[BEGIN]
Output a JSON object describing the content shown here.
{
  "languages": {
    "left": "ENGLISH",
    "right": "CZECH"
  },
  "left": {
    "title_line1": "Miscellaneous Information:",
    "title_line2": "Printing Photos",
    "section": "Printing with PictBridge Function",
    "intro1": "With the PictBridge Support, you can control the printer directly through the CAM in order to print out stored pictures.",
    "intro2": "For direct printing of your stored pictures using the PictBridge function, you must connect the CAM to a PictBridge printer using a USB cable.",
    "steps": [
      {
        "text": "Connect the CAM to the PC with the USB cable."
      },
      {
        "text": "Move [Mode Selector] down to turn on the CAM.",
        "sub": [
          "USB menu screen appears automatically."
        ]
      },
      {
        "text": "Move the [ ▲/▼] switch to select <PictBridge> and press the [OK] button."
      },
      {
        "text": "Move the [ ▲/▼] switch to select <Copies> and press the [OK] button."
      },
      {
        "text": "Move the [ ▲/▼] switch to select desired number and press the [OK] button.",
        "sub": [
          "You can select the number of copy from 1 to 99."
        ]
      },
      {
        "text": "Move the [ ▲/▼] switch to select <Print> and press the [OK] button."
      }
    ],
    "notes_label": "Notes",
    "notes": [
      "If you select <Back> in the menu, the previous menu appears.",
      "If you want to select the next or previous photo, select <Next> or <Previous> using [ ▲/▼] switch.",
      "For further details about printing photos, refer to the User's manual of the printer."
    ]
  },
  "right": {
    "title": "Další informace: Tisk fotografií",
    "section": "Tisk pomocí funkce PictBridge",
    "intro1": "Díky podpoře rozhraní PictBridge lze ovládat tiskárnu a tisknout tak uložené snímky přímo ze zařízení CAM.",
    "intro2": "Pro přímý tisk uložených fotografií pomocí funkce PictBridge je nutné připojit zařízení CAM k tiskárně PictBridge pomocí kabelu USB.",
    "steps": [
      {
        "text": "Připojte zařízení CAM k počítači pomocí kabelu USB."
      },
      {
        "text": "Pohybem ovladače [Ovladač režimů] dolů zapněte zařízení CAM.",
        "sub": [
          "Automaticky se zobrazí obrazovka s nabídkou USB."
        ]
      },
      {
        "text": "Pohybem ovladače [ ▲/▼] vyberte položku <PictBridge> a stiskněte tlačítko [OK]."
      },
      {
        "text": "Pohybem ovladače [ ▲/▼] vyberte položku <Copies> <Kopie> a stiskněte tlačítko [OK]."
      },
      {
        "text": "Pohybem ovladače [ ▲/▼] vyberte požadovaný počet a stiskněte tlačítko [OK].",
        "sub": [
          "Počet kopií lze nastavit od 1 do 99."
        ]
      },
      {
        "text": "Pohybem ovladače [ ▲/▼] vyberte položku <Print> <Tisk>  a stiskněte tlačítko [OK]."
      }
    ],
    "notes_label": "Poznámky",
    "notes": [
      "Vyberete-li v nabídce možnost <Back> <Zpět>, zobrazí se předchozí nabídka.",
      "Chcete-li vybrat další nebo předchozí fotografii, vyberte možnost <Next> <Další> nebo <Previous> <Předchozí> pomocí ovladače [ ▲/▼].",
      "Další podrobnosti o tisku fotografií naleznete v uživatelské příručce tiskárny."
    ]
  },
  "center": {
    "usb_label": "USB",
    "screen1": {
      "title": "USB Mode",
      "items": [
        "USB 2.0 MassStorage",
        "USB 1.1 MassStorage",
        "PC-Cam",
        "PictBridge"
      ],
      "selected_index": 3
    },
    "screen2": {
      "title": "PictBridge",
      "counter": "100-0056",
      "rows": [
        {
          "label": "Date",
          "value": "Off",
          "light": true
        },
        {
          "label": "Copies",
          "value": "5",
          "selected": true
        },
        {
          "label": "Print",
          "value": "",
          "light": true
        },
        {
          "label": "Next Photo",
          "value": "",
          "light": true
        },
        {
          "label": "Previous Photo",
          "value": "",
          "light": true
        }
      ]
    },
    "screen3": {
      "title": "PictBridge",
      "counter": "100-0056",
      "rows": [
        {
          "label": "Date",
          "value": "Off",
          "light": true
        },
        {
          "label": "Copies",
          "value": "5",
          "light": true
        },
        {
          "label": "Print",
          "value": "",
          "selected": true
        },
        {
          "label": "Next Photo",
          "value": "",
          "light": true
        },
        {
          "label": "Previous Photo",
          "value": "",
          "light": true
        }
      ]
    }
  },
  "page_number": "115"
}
[END]
THE PROBLEM: Extract all the material, leaving every line as it is.

WORKED SOLUTION:
Output a JSON object describing the content shown here.
{
  "languages": {
    "left": "ENGLISH",
    "right": "CZECH"
  },
  "left": {
    "title_line1": "Miscellaneous Information:",
    "title_line2": "Printing Photos",
    "section": "Printing with PictBridge Function",
    "intro1": "With the PictBridge Support, you can control the printer directly through the CAM in order to print out stored pictures.",
    "intro2": "For direct printing of your stored pictures using the PictBridge function, you must connect the CAM to a PictBridge printer using a USB cable.",
    "steps": [
      {
        "text": "Connect the CAM to the PC with the USB cable."
      },
      {
        "text": "Move [Mode Selector] down to turn on the CAM.",
        "sub": [
          "USB menu screen appears automatically."
        ]
      },
      {
        "text": "Move the [ ▲/▼] switch to select <PictBridge> and press the [OK] button."
      },
      {
        "text": "Move the [ ▲/▼] switch to select <Copies> and press the [OK] button."
      },
      {
        "text": "Move the [ ▲/▼] switch to select desired number and press the [OK] button.",
        "sub": [
          "You can select the number of copy from 1 to 99."
        ]
      },
      {
        "text": "Move the [ ▲/▼] switch to select <Print> and press the [OK] button."
      }
    ],
    "notes_label": "Notes",
    "notes": [
      "If you select <Back> in the menu, the previous menu appears.",
      "If you want to select the next or previous photo, select <Next> or <Previous> using [ ▲/▼] switch.",
      "For further details about printing photos, refer to the User's manual of the printer."
    ]
  },
  "right": {
    "title": "Další informace: Tisk fotografií",
    "section": "Tisk pomocí funkce PictBridge",
    "intro1": "Díky podpoře rozhraní PictBridge lze ovládat tiskárnu a tisknout tak uložené snímky přímo ze zařízení CAM.",
    "intro2": "Pro přímý tisk uložených fotografií pomocí funkce PictBridge je nutné připojit zařízení CAM k tiskárně PictBridge pomocí kabelu USB.",
    "steps": [
      {
        "text": "Připojte zařízení CAM k počítači pomocí kabelu USB."
      },
      {
        "text": "Pohybem ovladače [Ovladač režimů] dolů zapněte zařízení CAM.",
        "sub": [
          "Automaticky se zobrazí obrazovka s nabídkou USB."
        ]
      },
      {
        "text": "Pohybem ovladače [ ▲/▼] vyberte položku <PictBridge> a stiskněte tlačítko [OK]."
      },
      {
        "text": "Pohybem ovladače [ ▲/▼] vyberte položku <Copies> <Kopie> a stiskněte tlačítko [OK]."
      },
      {
        "text": "Pohybem ovladače [ ▲/▼] vyberte požadovaný počet a stiskněte tlačítko [OK].",
        "sub": [
          "Počet kopií lze nastavit od 1 do 99."
        ]
      },
      {
        "text": "Pohybem ovladače [ ▲/▼] vyberte položku <Print> <Tisk>  a stiskněte tlačítko [OK]."
      }
    ],
    "notes_label": "Poznámky",
    "notes": [
      "Vyberete-li v nabídce možnost <Back> <Zpět>, zobrazí se předchozí nabídka.",
      "Chcete-li vybrat další nebo předchozí fotografii, vyberte možnost <Next> <Další> nebo <Previous> <Předchozí> pomocí ovladače [ ▲/▼].",
      "Další podrobnosti o tisku fotografií naleznete v uživatelské příručce tiskárny."
    ]
  },
  "center": {
    "usb_label": "USB",
    "screen1": {
      "title": "USB Mode",
      "items": [
        "USB 2.0 MassStorage",
        "USB 1.1 MassStorage",
        "PC-Cam",
        "PictBridge"
      ],
      "selected_index": 3
    },
    "screen2": {
      "title": "PictBridge",
      "counter": "100-0056",
      "rows": [
        {
          "label": "Date",
          "value": "Off",
          "light": true
        },
        {
          "label": "Copies",
          "value": "5",
          "selected": true
        },
        {
          "label": "Print",
          "value": "",
          "light": true
        },
        {
          "label": "Next Photo",
          "value": "",
          "light": true
        },
        {
          "label": "Previous Photo",
          "value": "",
          "light": true
        }
      ]
    },
    "screen3": {
      "title": "PictBridge",
      "counter": "100-0056",
      "rows": [
        {
          "label": "Date",
          "value": "Off",
          "light": true
        },
        {
          "label": "Copies",
          "value": "5",
          "light": true
        },
        {
          "label": "Print",
          "value": "",
          "selected": true
        },
        {
          "label": "Next Photo",
          "value": "",
          "light": true
        },
        {
          "label": "Previous Photo",
          "value": "",
          "light": true
        }
      ]
    }
  },
  "page_number": "115"
}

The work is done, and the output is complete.